Reproduce every line of the material below verbatim, leaving out the pictures.

[Annotated region listings]

━━━━━━

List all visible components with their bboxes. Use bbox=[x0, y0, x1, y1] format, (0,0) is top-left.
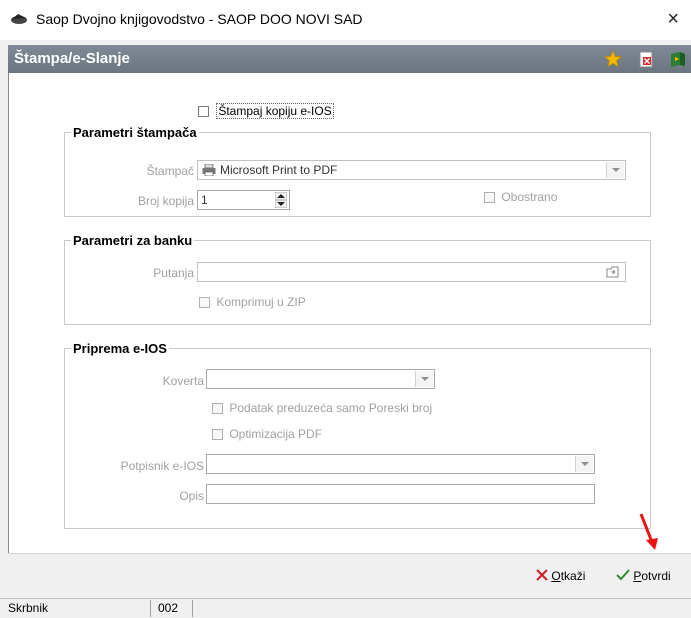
dialog-content: Štampaj kopiju e-IOS Parametri štampača … bbox=[8, 73, 691, 553]
printer-params-legend: Parametri štampača bbox=[73, 125, 197, 140]
cancel-label-rest: tkaži bbox=[560, 569, 586, 583]
book-exit-icon[interactable] bbox=[668, 49, 688, 69]
pdf-optimization-row[interactable]: Optimizacija PDF bbox=[212, 427, 322, 441]
description-input[interactable] bbox=[206, 484, 595, 504]
browse-folder-icon[interactable] bbox=[605, 264, 621, 280]
company-tax-row[interactable]: Podatak preduzeća samo Poreski broj bbox=[212, 401, 432, 415]
signer-dropdown-arrow-icon[interactable] bbox=[575, 456, 593, 472]
checkmark-icon bbox=[616, 569, 630, 581]
pdf-optimization-label: Optimizacija PDF bbox=[229, 427, 323, 441]
copies-value: 1 bbox=[201, 193, 208, 207]
cancel-x-icon bbox=[536, 569, 548, 581]
dialog-title: Štampa/e-Slanje bbox=[14, 50, 130, 67]
red-arrow-icon bbox=[639, 513, 658, 550]
duplex-row[interactable]: Obostrano bbox=[484, 190, 557, 204]
status-bar: Skrbnik 002 bbox=[0, 598, 691, 618]
window-title: Saop Dvojno knjigovodstvo - SAOP DOO NOV… bbox=[36, 11, 363, 27]
document-close-icon[interactable] bbox=[636, 49, 656, 69]
window-titlebar: Saop Dvojno knjigovodstvo - SAOP DOO NOV… bbox=[0, 0, 691, 40]
envelope-dropdown-arrow-icon[interactable] bbox=[415, 371, 433, 387]
eios-prep-legend: Priprema e-IOS bbox=[73, 341, 167, 356]
zip-checkbox[interactable] bbox=[199, 297, 210, 309]
company-tax-checkbox[interactable] bbox=[212, 403, 223, 415]
cancel-button[interactable]: Otkaži bbox=[536, 569, 585, 583]
confirm-label-rest: otvrdi bbox=[641, 569, 671, 583]
zip-label: Komprimuj u ZIP bbox=[216, 295, 306, 309]
signer-label: Potpisnik e-IOS bbox=[120, 459, 204, 473]
cancel-underlined-letter: O bbox=[551, 569, 561, 583]
favorite-star-icon[interactable] bbox=[603, 49, 623, 69]
envelope-select[interactable] bbox=[206, 369, 435, 389]
path-input[interactable] bbox=[197, 262, 626, 282]
bank-params-legend: Parametri za banku bbox=[73, 233, 193, 248]
copies-stepper[interactable]: 1 bbox=[197, 190, 290, 210]
pdf-optimization-checkbox[interactable] bbox=[212, 429, 223, 441]
printer-value: Microsoft Print to PDF bbox=[220, 163, 338, 177]
duplex-label: Obostrano bbox=[501, 190, 558, 204]
copy-eios-label: Štampaj kopiju e-IOS bbox=[216, 103, 334, 119]
confirm-button[interactable]: Potvrdi bbox=[616, 569, 671, 583]
close-window-button[interactable]: × bbox=[667, 8, 679, 31]
app-logo-icon bbox=[11, 14, 27, 24]
envelope-label: Koverta bbox=[162, 374, 204, 388]
path-label: Putanja bbox=[153, 266, 194, 280]
description-label: Opis bbox=[179, 489, 204, 503]
company-tax-label: Podatak preduzeća samo Poreski broj bbox=[229, 401, 433, 415]
copies-label: Broj kopija bbox=[137, 194, 194, 208]
status-user: Skrbnik bbox=[8, 600, 151, 617]
dialog-footer: Otkaži Potvrdi bbox=[8, 553, 691, 598]
dialog-header: Štampa/e-Slanje bbox=[8, 45, 691, 73]
zip-row[interactable]: Komprimuj u ZIP bbox=[199, 295, 306, 309]
copy-eios-checkbox[interactable] bbox=[198, 106, 209, 118]
status-code: 002 bbox=[158, 600, 193, 617]
printer-dropdown-arrow-icon[interactable] bbox=[606, 162, 624, 178]
signer-select[interactable] bbox=[206, 454, 595, 474]
printer-icon bbox=[202, 164, 216, 176]
duplex-checkbox[interactable] bbox=[484, 192, 495, 204]
copy-eios-row[interactable]: Štampaj kopiju e-IOS bbox=[198, 103, 334, 119]
printer-select[interactable]: Microsoft Print to PDF bbox=[197, 160, 626, 180]
spin-arrows-icon[interactable] bbox=[275, 192, 287, 208]
printer-label: Štampač bbox=[146, 164, 194, 178]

━━━━━━

OUTPUT OF THE TASK ->
List all visible components with their bboxes. Use bbox=[x0, y0, x1, y1] format, (0,0) is top-left.
dialog-content: Štampaj kopiju e-IOS Parametri štampača … bbox=[8, 73, 691, 553]
printer-params-legend: Parametri štampača bbox=[73, 125, 197, 140]
cancel-label-rest: tkaži bbox=[560, 569, 586, 583]
book-exit-icon[interactable] bbox=[668, 49, 688, 69]
pdf-optimization-row[interactable]: Optimizacija PDF bbox=[212, 427, 322, 441]
description-input[interactable] bbox=[206, 484, 595, 504]
browse-folder-icon[interactable] bbox=[605, 264, 621, 280]
company-tax-row[interactable]: Podatak preduzeća samo Poreski broj bbox=[212, 401, 432, 415]
signer-dropdown-arrow-icon[interactable] bbox=[575, 456, 593, 472]
checkmark-icon bbox=[616, 569, 630, 581]
pdf-optimization-label: Optimizacija PDF bbox=[229, 427, 323, 441]
copies-value: 1 bbox=[201, 193, 208, 207]
cancel-x-icon bbox=[536, 569, 548, 581]
dialog-title: Štampa/e-Slanje bbox=[14, 50, 130, 67]
red-arrow-icon bbox=[639, 513, 658, 550]
duplex-row[interactable]: Obostrano bbox=[484, 190, 557, 204]
status-bar: Skrbnik 002 bbox=[0, 598, 691, 618]
window-title: Saop Dvojno knjigovodstvo - SAOP DOO NOV… bbox=[36, 11, 363, 27]
document-close-icon[interactable] bbox=[636, 49, 656, 69]
window-titlebar: Saop Dvojno knjigovodstvo - SAOP DOO NOV… bbox=[0, 0, 691, 40]
envelope-dropdown-arrow-icon[interactable] bbox=[415, 371, 433, 387]
eios-prep-legend: Priprema e-IOS bbox=[73, 341, 167, 356]
zip-checkbox[interactable] bbox=[199, 297, 210, 309]
company-tax-checkbox[interactable] bbox=[212, 403, 223, 415]
cancel-button[interactable]: Otkaži bbox=[536, 569, 585, 583]
confirm-label-rest: otvrdi bbox=[641, 569, 671, 583]
zip-label: Komprimuj u ZIP bbox=[216, 295, 306, 309]
signer-label: Potpisnik e-IOS bbox=[120, 459, 204, 473]
cancel-underlined-letter: O bbox=[551, 569, 561, 583]
favorite-star-icon[interactable] bbox=[603, 49, 623, 69]
envelope-select[interactable] bbox=[206, 369, 435, 389]
path-input[interactable] bbox=[197, 262, 626, 282]
bank-params-legend: Parametri za banku bbox=[73, 233, 193, 248]
copies-stepper[interactable]: 1 bbox=[197, 190, 290, 210]
pdf-optimization-checkbox[interactable] bbox=[212, 429, 223, 441]
printer-value: Microsoft Print to PDF bbox=[220, 163, 338, 177]
duplex-label: Obostrano bbox=[501, 190, 558, 204]
copy-eios-label: Štampaj kopiju e-IOS bbox=[216, 103, 334, 119]
confirm-button[interactable]: Potvrdi bbox=[616, 569, 671, 583]
close-window-button[interactable]: × bbox=[667, 8, 679, 31]
app-logo-icon bbox=[11, 14, 27, 24]
envelope-label: Koverta bbox=[162, 374, 204, 388]
path-label: Putanja bbox=[153, 266, 194, 280]
description-label: Opis bbox=[179, 489, 204, 503]
company-tax-label: Podatak preduzeća samo Poreski broj bbox=[229, 401, 433, 415]
copies-label: Broj kopija bbox=[137, 194, 194, 208]
status-user: Skrbnik bbox=[8, 600, 151, 617]
dialog-footer: Otkaži Potvrdi bbox=[8, 553, 691, 598]
dialog-header: Štampa/e-Slanje bbox=[8, 45, 691, 73]
zip-row[interactable]: Komprimuj u ZIP bbox=[199, 295, 306, 309]
copy-eios-checkbox[interactable] bbox=[198, 106, 209, 118]
status-code: 002 bbox=[158, 600, 193, 617]
printer-dropdown-arrow-icon[interactable] bbox=[606, 162, 624, 178]
signer-select[interactable] bbox=[206, 454, 595, 474]
printer-icon bbox=[202, 164, 216, 176]
duplex-checkbox[interactable] bbox=[484, 192, 495, 204]
copy-eios-row[interactable]: Štampaj kopiju e-IOS bbox=[198, 103, 334, 119]
printer-select[interactable]: Microsoft Print to PDF bbox=[197, 160, 626, 180]
spin-arrows-icon[interactable] bbox=[275, 192, 287, 208]
printer-label: Štampač bbox=[146, 164, 194, 178]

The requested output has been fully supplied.